BRIEF: Look through the lines below and extract any with the word "image".

Items from a dataset:
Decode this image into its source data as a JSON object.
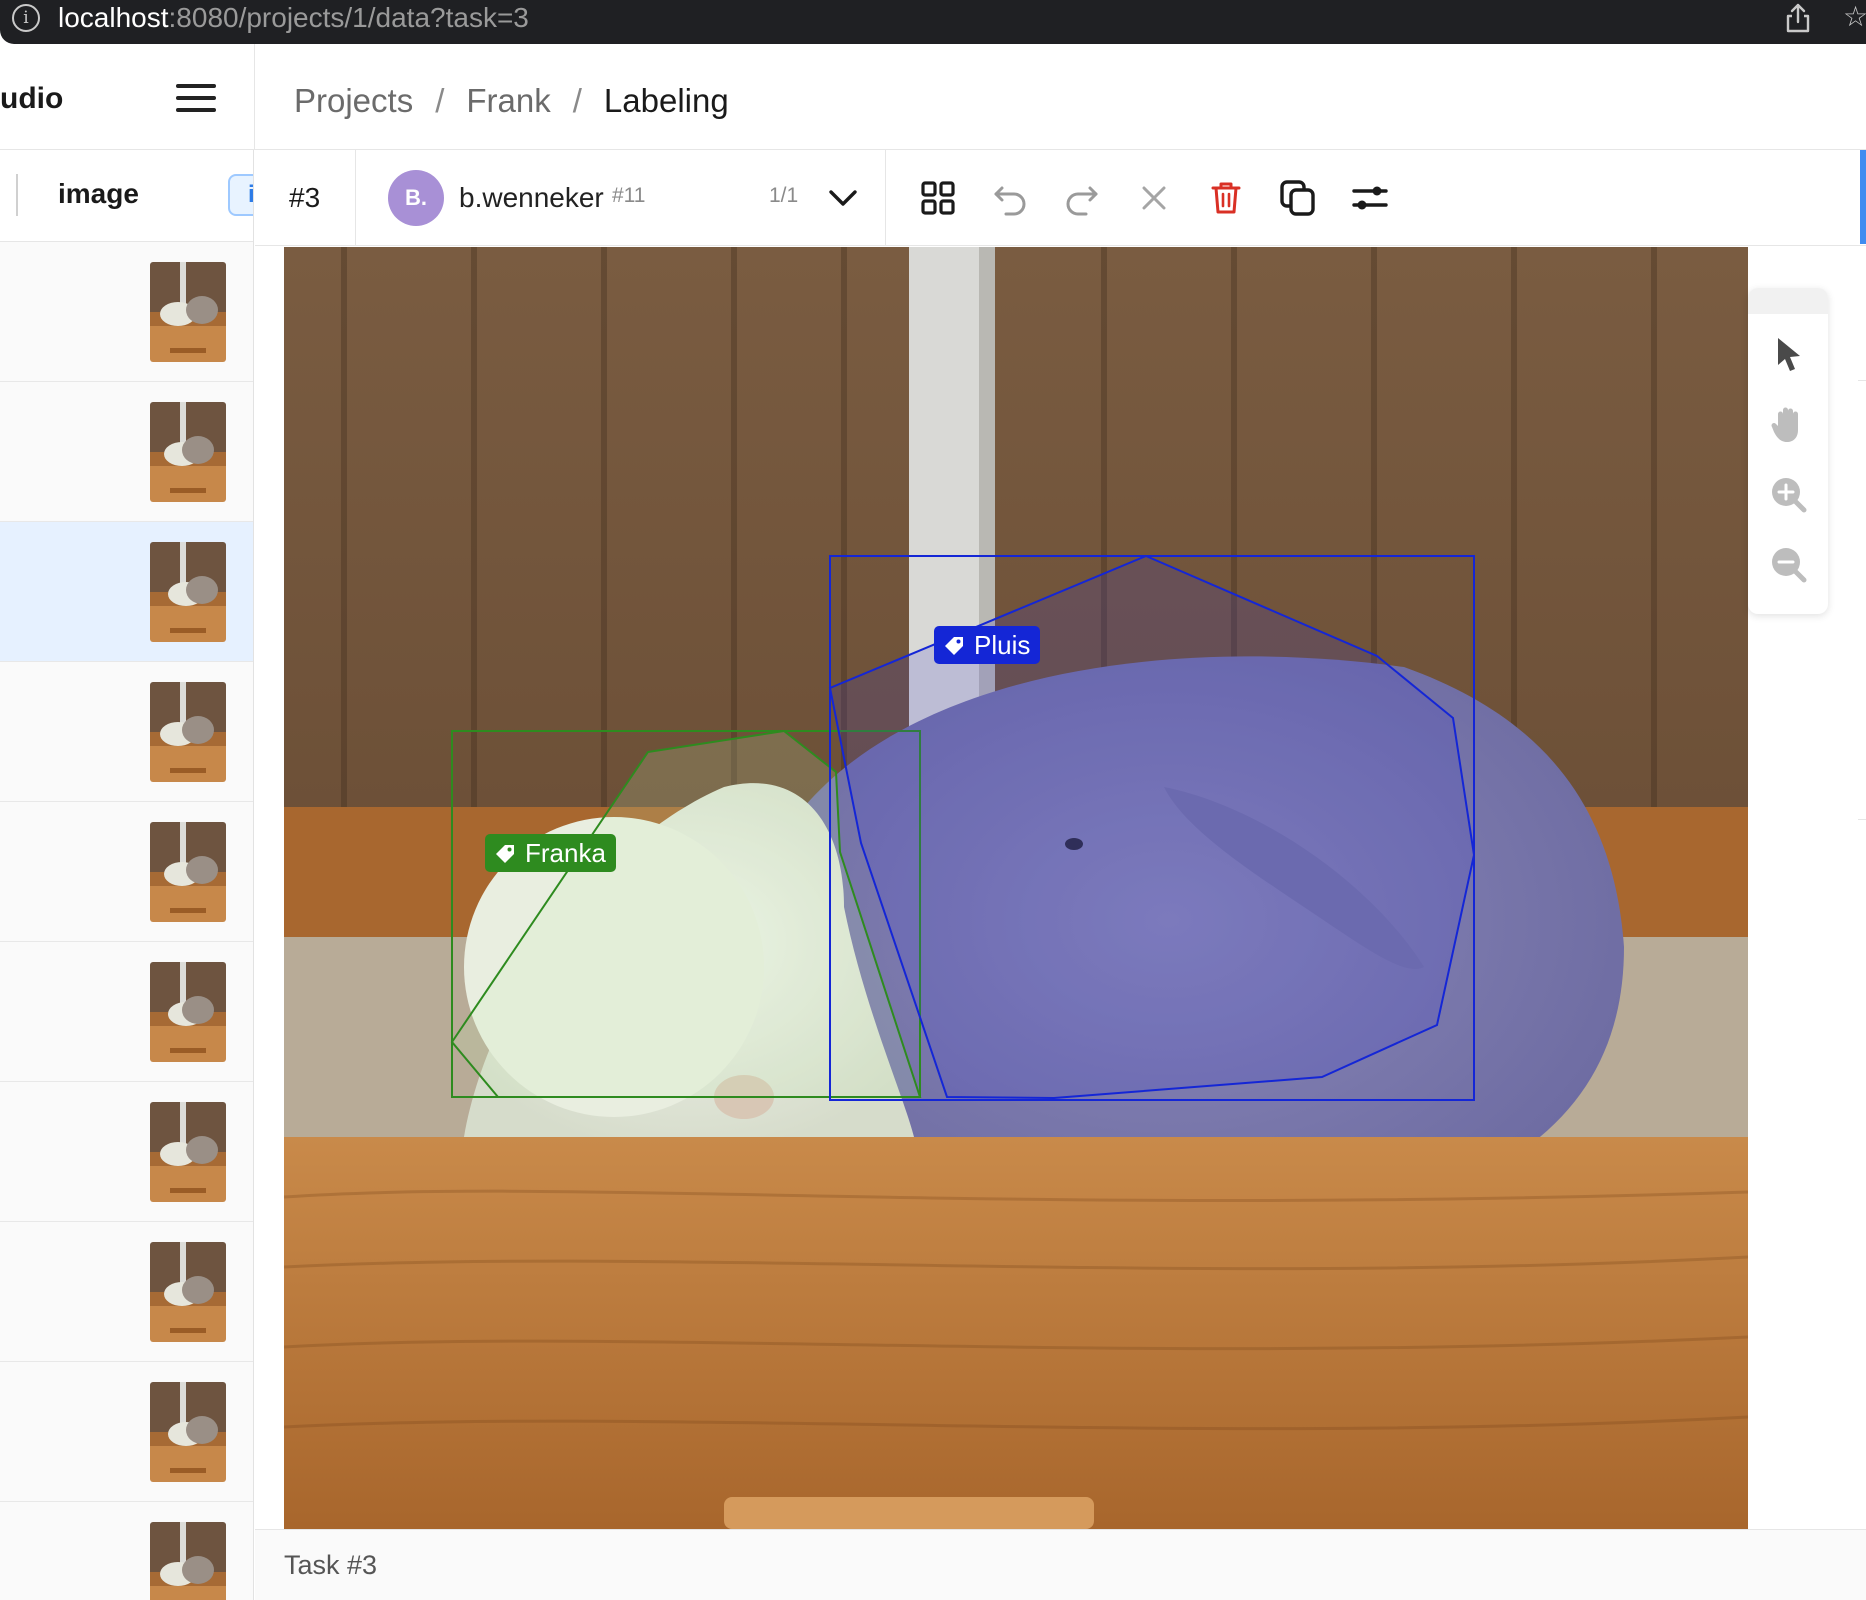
{
  "browser": {
    "url_host": "localhost",
    "url_path": ":8080/projects/1/data?task=3"
  },
  "header": {
    "brand_partial": "udio",
    "breadcrumb": [
      "Projects",
      "Frank",
      "Labeling"
    ],
    "separator": "/"
  },
  "task_list": {
    "column": "image",
    "column_chip": "i",
    "rows": 10,
    "selected_index": 2
  },
  "toolbar": {
    "task_id": "#3",
    "annotator_initials": "B.",
    "annotator_name": "b.wenneker",
    "annotation_id": "#11",
    "annotation_count": "1/1",
    "accent_color": "#a890d6",
    "icons": [
      "grid-icon",
      "undo-icon",
      "redo-icon",
      "close-icon",
      "trash-icon",
      "copy-icon",
      "settings-sliders-icon"
    ]
  },
  "canvas": {
    "regions": [
      {
        "label": "Pluis",
        "color": "#1426d6"
      },
      {
        "label": "Franka",
        "color": "#2e8b1f"
      }
    ],
    "side_tools": [
      "cursor-icon",
      "hand-icon",
      "zoom-in-icon",
      "zoom-out-icon"
    ]
  },
  "footer": {
    "label": "Task #3"
  }
}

THE COMPLETED TASK:
Decode this image into its source data as a JSON object.
    "column": "image",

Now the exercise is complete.